(Görev): Aşağıda yer alan, Bekir Coşkun'un Habertürk'ten kovulmasına dair yorumları son cümlenin ardından sürdürür müsün?

(Sayfa alıntısı):
________________________

12 eylül 2010'da gerçekleşen demokrasi bayramından(!) sonra yaşanan olay. tek habertürk alma sebebimdi yoksa amberin zaman nihal bengüsü ve yiğit bulut'a dayanazdım. neyse bakalım biraz daha demokrasi gelmesini bekliyoruz. vesayetçi anlayıştan kurtuluyoruz herkes özgür medya da özgür baskı felan yok türkiye normalleşiyor öyle değil mi? http://www.medyafaresi.co...haberturkten-kovuldu.html
onuncu köy olarak nitelediği yerden de kovulmuştur. kendisi tatsız tuzsuz bir muhalefet yapmaktadır. kişisel olarak sevmediğim bir üsluba ve çok yavan bir muhalefet anlayışına sahip bir insandır ama bu şekilde işsiz bırakılması medya özgürlüğüne ve iş ahlakına aykırıdır. üzücüdür.
vay beeee!yiğit bulut amberin zaman(tafaf'tan geldi bu) nihal bengüsu karaca(zaman'dan geldi bu) ve cemaate övgüler yağdıran serdar turgut.müthiş kadro.
fatih altaylı kaldı diyordum ama son günlerde yazdığı yazılarla pek ortada dolanmayacak gibi.neyse en azından eskiden pazar günleri habertürk alıp bekir coşkun mu okusam yoksa hürriyet alıp soner yalçın mı okusam derdi yok.
sürpriz değildir. artık habertürk'te çalışmanın ilk şartı akp ve rte'yi yalamak olduğundan mütevellit, bekir coşkun'un orada barınması zaten mümkün değildi.
üzülme hocam, sana gidecek köy hala var bu memlekette... evet hala var. sen yürümeye devam et.

________________________

(Veri bölümü):

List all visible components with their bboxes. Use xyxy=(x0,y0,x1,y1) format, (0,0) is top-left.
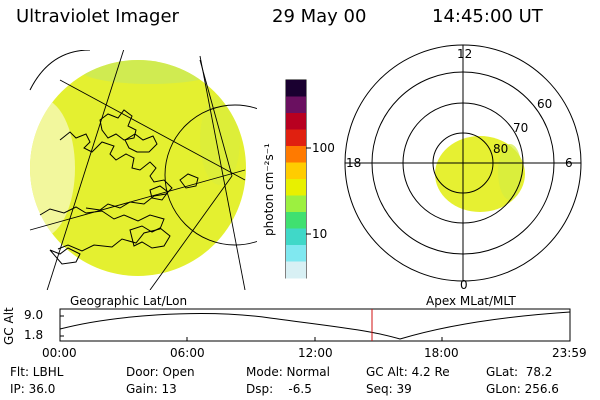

________________________

(Nihai sonuç):
--spoiler--
Bekir Coşkun da işine son verildiğini ANKAya doğruladı. Coşkun, bir soru üzerine, "Altaylının beni arayarak işime son verildiğini tebliği etti. Altaylı, editörler ve Habertürkün sahibinin işime son verilmemesi konusunda son derece çaba sarfettiğini biliyorum. Ancak, baskı çok yoğundu yapılacak birsey yok. ilk bertaraf olan ben oldum. Bir ormanda yangın çıkarsa, o ormanda hiçbir canlı kalmaz, bütün canlılar yanar. Türkiyede de bir orman yangını var. Bunu hep söyledim. Bu yangın devam ediyor, bu gidişle de ormandaki yangın gibi herkesi yakacak" dedi
--spoiler--
kendi açıklamasıdır.
tanım: bir gazetecinin gazetesinden neden gösterilmeden kovulması.
tanımı yaptık, şimdi söyleyeceklerimi söyleyeyim. niye kovuldu lan o adam? kaa biz onu düşüncelerini yazdığı için iktidara muhalefetlik yaptığı için kovduk derseniz sizin... * hayır demokraside farklı görüşler ne kadar hoşnut karşılanması gerekirse, hakarette bir o kadar kınanır, hoş karşılanmaz. ben bunu bu cahil kafamla bilmeme rağmen neden okumuş, büyük adam olmuş büyüklerimiz bilmemekte. hayır, en azından o adam pazar günleri muhteşem doğa dostu yazılar yazıyordu artık onları okumaktan da mahrum bıraktınız ya bizi, öbür dünyada iki elim yakanızda olacak oğlum.
bu olay "ileri demoğrahsinin" ayak sesleridir. demokrasiyi sadece bi araç olarak gören zihniyetin yakın bi gelecekte sadece yandaş yazarlara yaşam hakkı tanıyacağına bir işarettir. nede olsa "büyük kapı açılmıştır. inşallah ardına kadar açılacak ..."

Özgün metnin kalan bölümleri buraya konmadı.